**What this task involves**
Write out all records as given; omit images.

* * *

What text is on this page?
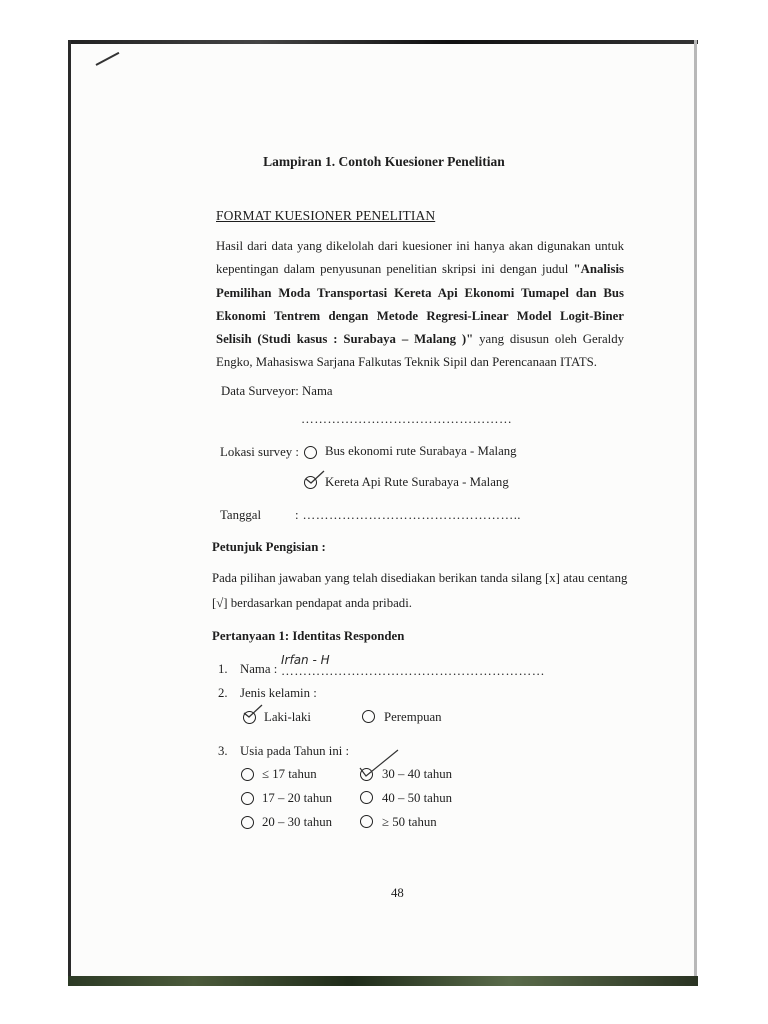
Lampiran 1. Contoh Kuesioner Penelitian
FORMAT KUESIONER PENELITIAN

Hasil dari data yang dikelolah dari kuesioner ini hanya akan digunakan untuk kepentingan dalam penyusunan penelitian skripsi ini dengan judul "Analisis Pemilihan Moda Transportasi Kereta Api Ekonomi Tumapel dan Bus Ekonomi Tentrem dengan Metode Regresi-Linear Model Logit-Biner Selisih (Studi kasus : Surabaya – Malang )" yang disusun oleh Geraldy Engko, Mahasiswa Sarjana Falkutas Teknik Sipil dan Perencanaan ITATS.

Data Surveyor: Nama
…………………………………………
Lokasi survey : Bus ekonomi rute Surabaya - Malang
Kereta Api Rute Surabaya - Malang
Tanggal	: …………………………………………..
Petunjuk Pengisian :
Pada pilihan jawaban yang telah disediakan berikan tanda silang [x] atau centang
[√] berdasarkan pendapat anda pribadi.
Pertanyaan 1: Identitas Responden
1. Nama :
Irfan - H
……………………………………………………
2. Jenis kelamin :
Laki-laki	Perempuan
3. Usia pada Tahun ini :
≤ 17 tahun	30 – 40 tahun
17 – 20 tahun	40 – 50 tahun
20 – 30 tahun	≥ 50 tahun
48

* * *

**Answer**
What text is on this page?
Lampiran 1. Contoh Kuesioner Penelitian
FORMAT KUESIONER PENELITIAN

Hasil dari data yang dikelolah dari kuesioner ini hanya akan digunakan untuk kepentingan dalam penyusunan penelitian skripsi ini dengan judul "Analisis Pemilihan Moda Transportasi Kereta Api Ekonomi Tumapel dan Bus Ekonomi Tentrem dengan Metode Regresi-Linear Model Logit-Biner Selisih (Studi kasus : Surabaya – Malang )" yang disusun oleh Geraldy Engko, Mahasiswa Sarjana Falkutas Teknik Sipil dan Perencanaan ITATS.

Data Surveyor: Nama
…………………………………………
Lokasi survey : Bus ekonomi rute Surabaya - Malang
Kereta Api Rute Surabaya - Malang
Tanggal	: …………………………………………..
Petunjuk Pengisian :
Pada pilihan jawaban yang telah disediakan berikan tanda silang [x] atau centang
[√] berdasarkan pendapat anda pribadi.
Pertanyaan 1: Identitas Responden
1. Nama :
Irfan - H
……………………………………………………
2. Jenis kelamin :
Laki-laki	Perempuan
3. Usia pada Tahun ini :
≤ 17 tahun	30 – 40 tahun
17 – 20 tahun	40 – 50 tahun
20 – 30 tahun	≥ 50 tahun
48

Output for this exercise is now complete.